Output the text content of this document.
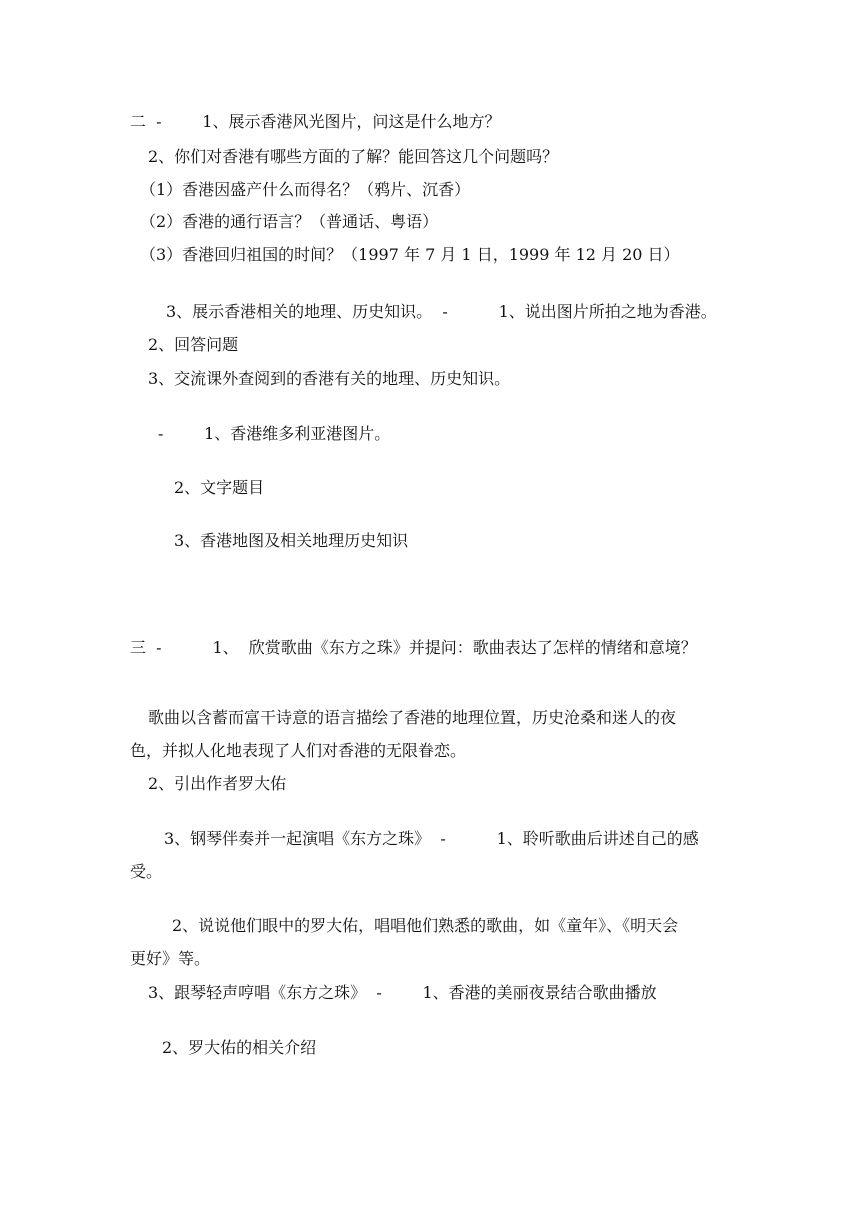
二  -        1、展示香港风光图片，问这是什么地方？

2、你们对香港有哪些方面的了解？能回答这几个问题吗？

（1）香港因盛产什么而得名？（鸦片、沉香）

（2）香港的通行语言？（普通话、粤语）

（3）香港回归祖国的时间？（1997 年 7 月 1 日，1999 年 12 月 20 日）

3、展示香港相关的地理、历史知识。  -          1、说出图片所拍之地为香港。

2、回答问题

3、交流课外查阅到的香港有关的地理、历史知识。

-        1、香港维多利亚港图片。

2、文字题目

3、香港地图及相关地理历史知识

三  -          1、  欣赏歌曲《东方之珠》并提问：歌曲表达了怎样的情绪和意境？

歌曲以含蓄而富干诗意的语言描绘了香港的地理位置，历史沧桑和迷人的夜

色，并拟人化地表现了人们对香港的无限眷恋。

2、引出作者罗大佑

3、钢琴伴奏并一起演唱《东方之珠》  -          1、聆听歌曲后讲述自己的感

受。

2、说说他们眼中的罗大佑，唱唱他们熟悉的歌曲，如《童年》、《明天会

更好》等。

3、跟琴轻声哼唱《东方之珠》  -        1、香港的美丽夜景结合歌曲播放

2、罗大佑的相关介绍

════

What you need to do:
Above are the records; reproduce them exactly and leave out the pictures.

Response:
Output the text content of this document.
二  -        1、展示香港风光图片，问这是什么地方？

2、你们对香港有哪些方面的了解？能回答这几个问题吗？

（1）香港因盛产什么而得名？（鸦片、沉香）

（2）香港的通行语言？（普通话、粤语）

（3）香港回归祖国的时间？（1997 年 7 月 1 日，1999 年 12 月 20 日）

3、展示香港相关的地理、历史知识。  -          1、说出图片所拍之地为香港。

2、回答问题

3、交流课外查阅到的香港有关的地理、历史知识。

-        1、香港维多利亚港图片。

2、文字题目

3、香港地图及相关地理历史知识

三  -          1、  欣赏歌曲《东方之珠》并提问：歌曲表达了怎样的情绪和意境？

歌曲以含蓄而富干诗意的语言描绘了香港的地理位置，历史沧桑和迷人的夜

色，并拟人化地表现了人们对香港的无限眷恋。

2、引出作者罗大佑

3、钢琴伴奏并一起演唱《东方之珠》  -          1、聆听歌曲后讲述自己的感

受。

2、说说他们眼中的罗大佑，唱唱他们熟悉的歌曲，如《童年》、《明天会

更好》等。

3、跟琴轻声哼唱《东方之珠》  -        1、香港的美丽夜景结合歌曲播放

2、罗大佑的相关介绍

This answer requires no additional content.